— start —

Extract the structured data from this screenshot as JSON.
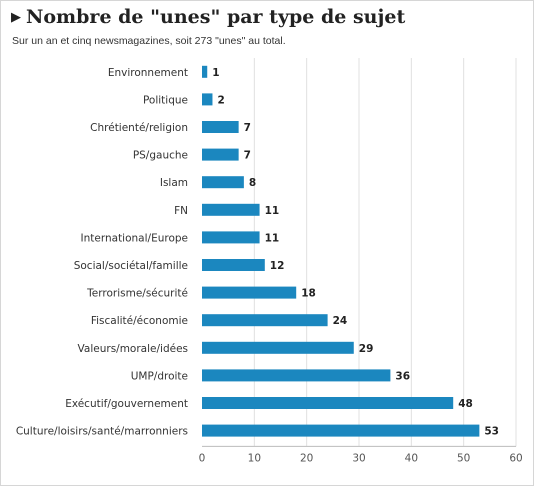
{
  "header": {
    "title": "Nombre de \"unes\" par type de sujet",
    "subtitle": "Sur un an et cinq newsmagazines, soit 273 \"unes\" au total."
  },
  "colors": {
    "bar": "#1b87bf",
    "grid": "#e0e0e0",
    "axis": "#bbbbbb"
  },
  "chart_data": {
    "type": "bar",
    "orientation": "horizontal",
    "title": "Nombre de \"unes\" par type de sujet",
    "subtitle": "Sur un an et cinq newsmagazines, soit 273 \"unes\" au total.",
    "categories": [
      "Environnement",
      "Politique",
      "Chrétienté/religion",
      "PS/gauche",
      "Islam",
      "FN",
      "International/Europe",
      "Social/sociétal/famille",
      "Terrorisme/sécurité",
      "Fiscalité/économie",
      "Valeurs/morale/idées",
      "UMP/droite",
      "Exécutif/gouvernement",
      "Culture/loisirs/santé/marronniers"
    ],
    "values": [
      1,
      2,
      7,
      7,
      8,
      11,
      11,
      12,
      18,
      24,
      29,
      36,
      48,
      53
    ],
    "xlim": [
      0,
      60
    ],
    "xticks": [
      0,
      10,
      20,
      30,
      40,
      50,
      60
    ],
    "grid": true,
    "data_labels": true,
    "legend": "none"
  }
}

— end —

> [Directive]:
Pictures are excluded; copy every other part of the records exactly.

> [Output]:
Extract the structured data from this screenshot as JSON.
{
  "header": {
    "title": "Nombre de \"unes\" par type de sujet",
    "subtitle": "Sur un an et cinq newsmagazines, soit 273 \"unes\" au total."
  },
  "colors": {
    "bar": "#1b87bf",
    "grid": "#e0e0e0",
    "axis": "#bbbbbb"
  },
  "chart_data": {
    "type": "bar",
    "orientation": "horizontal",
    "title": "Nombre de \"unes\" par type de sujet",
    "subtitle": "Sur un an et cinq newsmagazines, soit 273 \"unes\" au total.",
    "categories": [
      "Environnement",
      "Politique",
      "Chrétienté/religion",
      "PS/gauche",
      "Islam",
      "FN",
      "International/Europe",
      "Social/sociétal/famille",
      "Terrorisme/sécurité",
      "Fiscalité/économie",
      "Valeurs/morale/idées",
      "UMP/droite",
      "Exécutif/gouvernement",
      "Culture/loisirs/santé/marronniers"
    ],
    "values": [
      1,
      2,
      7,
      7,
      8,
      11,
      11,
      12,
      18,
      24,
      29,
      36,
      48,
      53
    ],
    "xlim": [
      0,
      60
    ],
    "xticks": [
      0,
      10,
      20,
      30,
      40,
      50,
      60
    ],
    "grid": true,
    "data_labels": true,
    "legend": "none"
  }
}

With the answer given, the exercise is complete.